─── ARTICLE ───

But beyond the stellar appearance of Slash, Mama Said also has other fine points, the best being the soulful It Ain’t Over til it’s Over, sung in falsetto, and other delights such as Stop Draggin Around, that shows Kravitz could come up with lovely riffs of his own with his Les Paul Goldtop from 1954, a guitar that he used on all his later records. In the end the record comes up a bit short, but sounds good all they way through, with Kravitz exercising his fancy for retro, analogic sound that makes it sound more of something from 1972 than 1991. Certainly for someone so fond  of Lennon and Curtis Mayfield, and who was half way through a painful separation, his lyrics are totally trivial.

─── ENTRIES SUPPLIED ───

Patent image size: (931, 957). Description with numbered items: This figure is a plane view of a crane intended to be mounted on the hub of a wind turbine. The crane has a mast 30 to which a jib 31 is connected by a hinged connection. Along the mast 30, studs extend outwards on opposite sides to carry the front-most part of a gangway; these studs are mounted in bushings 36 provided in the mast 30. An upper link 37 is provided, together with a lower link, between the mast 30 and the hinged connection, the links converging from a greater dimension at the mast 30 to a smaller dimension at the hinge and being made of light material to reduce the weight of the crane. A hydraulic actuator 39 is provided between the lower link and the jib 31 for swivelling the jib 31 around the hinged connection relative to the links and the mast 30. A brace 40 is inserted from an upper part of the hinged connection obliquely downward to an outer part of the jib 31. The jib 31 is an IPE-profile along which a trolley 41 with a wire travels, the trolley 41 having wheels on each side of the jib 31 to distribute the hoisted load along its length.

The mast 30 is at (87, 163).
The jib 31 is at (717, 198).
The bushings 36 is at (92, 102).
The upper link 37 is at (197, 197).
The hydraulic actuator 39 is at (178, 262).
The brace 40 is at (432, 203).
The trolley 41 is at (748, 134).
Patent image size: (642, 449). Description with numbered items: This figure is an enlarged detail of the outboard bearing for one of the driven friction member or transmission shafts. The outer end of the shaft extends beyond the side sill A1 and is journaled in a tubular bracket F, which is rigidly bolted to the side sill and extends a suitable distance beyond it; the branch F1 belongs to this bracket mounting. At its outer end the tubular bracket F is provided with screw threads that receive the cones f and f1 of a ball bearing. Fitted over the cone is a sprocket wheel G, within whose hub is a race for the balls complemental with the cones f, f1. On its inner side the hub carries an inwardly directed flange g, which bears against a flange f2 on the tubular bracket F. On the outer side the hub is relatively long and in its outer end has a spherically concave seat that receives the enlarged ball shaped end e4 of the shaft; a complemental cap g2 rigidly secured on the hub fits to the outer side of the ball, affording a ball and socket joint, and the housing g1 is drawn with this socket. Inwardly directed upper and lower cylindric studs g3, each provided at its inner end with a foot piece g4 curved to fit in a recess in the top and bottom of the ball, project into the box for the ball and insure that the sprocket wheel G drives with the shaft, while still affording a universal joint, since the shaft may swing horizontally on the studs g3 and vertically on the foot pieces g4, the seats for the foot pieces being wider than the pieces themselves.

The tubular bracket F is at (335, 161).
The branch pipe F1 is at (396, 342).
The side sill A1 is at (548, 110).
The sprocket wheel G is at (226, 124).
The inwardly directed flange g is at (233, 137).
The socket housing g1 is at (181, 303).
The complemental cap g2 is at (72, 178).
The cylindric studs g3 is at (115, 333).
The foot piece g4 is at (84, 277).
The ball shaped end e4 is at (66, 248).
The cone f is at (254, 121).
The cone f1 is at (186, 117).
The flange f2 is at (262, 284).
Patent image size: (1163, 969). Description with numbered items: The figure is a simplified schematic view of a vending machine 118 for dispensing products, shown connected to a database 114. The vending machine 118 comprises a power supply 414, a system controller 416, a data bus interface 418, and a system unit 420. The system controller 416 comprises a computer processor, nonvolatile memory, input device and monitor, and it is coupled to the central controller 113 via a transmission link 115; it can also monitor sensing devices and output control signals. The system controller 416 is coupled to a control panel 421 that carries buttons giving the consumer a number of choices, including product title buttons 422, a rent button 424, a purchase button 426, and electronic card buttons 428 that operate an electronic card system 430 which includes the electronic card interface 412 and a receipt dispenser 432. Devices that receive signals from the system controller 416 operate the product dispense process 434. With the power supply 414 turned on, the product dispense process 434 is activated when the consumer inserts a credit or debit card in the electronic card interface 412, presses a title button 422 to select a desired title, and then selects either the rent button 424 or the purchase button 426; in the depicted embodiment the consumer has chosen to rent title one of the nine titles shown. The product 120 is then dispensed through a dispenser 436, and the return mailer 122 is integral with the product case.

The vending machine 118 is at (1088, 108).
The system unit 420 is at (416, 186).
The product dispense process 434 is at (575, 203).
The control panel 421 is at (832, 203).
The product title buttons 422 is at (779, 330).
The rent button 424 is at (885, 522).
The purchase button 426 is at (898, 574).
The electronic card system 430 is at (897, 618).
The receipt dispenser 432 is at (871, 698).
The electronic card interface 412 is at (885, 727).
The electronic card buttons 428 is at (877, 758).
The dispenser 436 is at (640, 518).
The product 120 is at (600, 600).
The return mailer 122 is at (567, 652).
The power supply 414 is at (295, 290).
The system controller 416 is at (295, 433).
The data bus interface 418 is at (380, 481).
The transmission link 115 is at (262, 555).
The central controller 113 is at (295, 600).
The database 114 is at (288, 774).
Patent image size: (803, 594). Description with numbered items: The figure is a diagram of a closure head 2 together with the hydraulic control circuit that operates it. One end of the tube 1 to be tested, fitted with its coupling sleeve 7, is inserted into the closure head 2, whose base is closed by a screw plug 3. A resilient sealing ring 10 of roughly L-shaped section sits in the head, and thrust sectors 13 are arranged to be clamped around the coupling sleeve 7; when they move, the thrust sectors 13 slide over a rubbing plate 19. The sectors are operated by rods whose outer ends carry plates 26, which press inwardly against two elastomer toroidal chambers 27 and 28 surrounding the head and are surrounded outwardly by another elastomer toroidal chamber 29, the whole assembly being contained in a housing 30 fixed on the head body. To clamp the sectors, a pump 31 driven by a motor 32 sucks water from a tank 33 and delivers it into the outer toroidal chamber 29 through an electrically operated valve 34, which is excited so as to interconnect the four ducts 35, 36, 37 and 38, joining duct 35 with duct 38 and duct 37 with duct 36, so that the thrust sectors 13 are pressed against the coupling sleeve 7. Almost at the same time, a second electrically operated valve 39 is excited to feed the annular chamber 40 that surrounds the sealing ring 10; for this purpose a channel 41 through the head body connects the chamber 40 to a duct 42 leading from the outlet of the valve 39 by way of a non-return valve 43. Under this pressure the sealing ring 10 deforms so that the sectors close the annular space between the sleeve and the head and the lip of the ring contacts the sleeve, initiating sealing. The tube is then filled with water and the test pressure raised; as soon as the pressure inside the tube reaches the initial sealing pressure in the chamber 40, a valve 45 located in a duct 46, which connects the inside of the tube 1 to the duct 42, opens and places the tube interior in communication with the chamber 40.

───

Quote the passage of the Mama Said review that starts at "But beyond the" and ends at "are totally trivial.".

### RESULT FOR THIS TASK
But beyond the stellar appearance of Slash, Mama Said also has other fine points, the best being the soulful It Ain’t Over til it’s Over, sung in falsetto, and other delights such as Stop Draggin Around, that shows Kravitz could come up with lovely riffs of his own with his Les Paul Goldtop from 1954, a guitar that he used on all his later records. In the end the record comes up a bit short, but sounds good all they way through, with Kravitz exercising his fancy for retro, analogic sound that makes it sound more of something from 1972 than 1991. Certainly for someone so fond  of Lennon and Curtis Mayfield, and who was half way through a painful separation, his lyrics are totally trivial.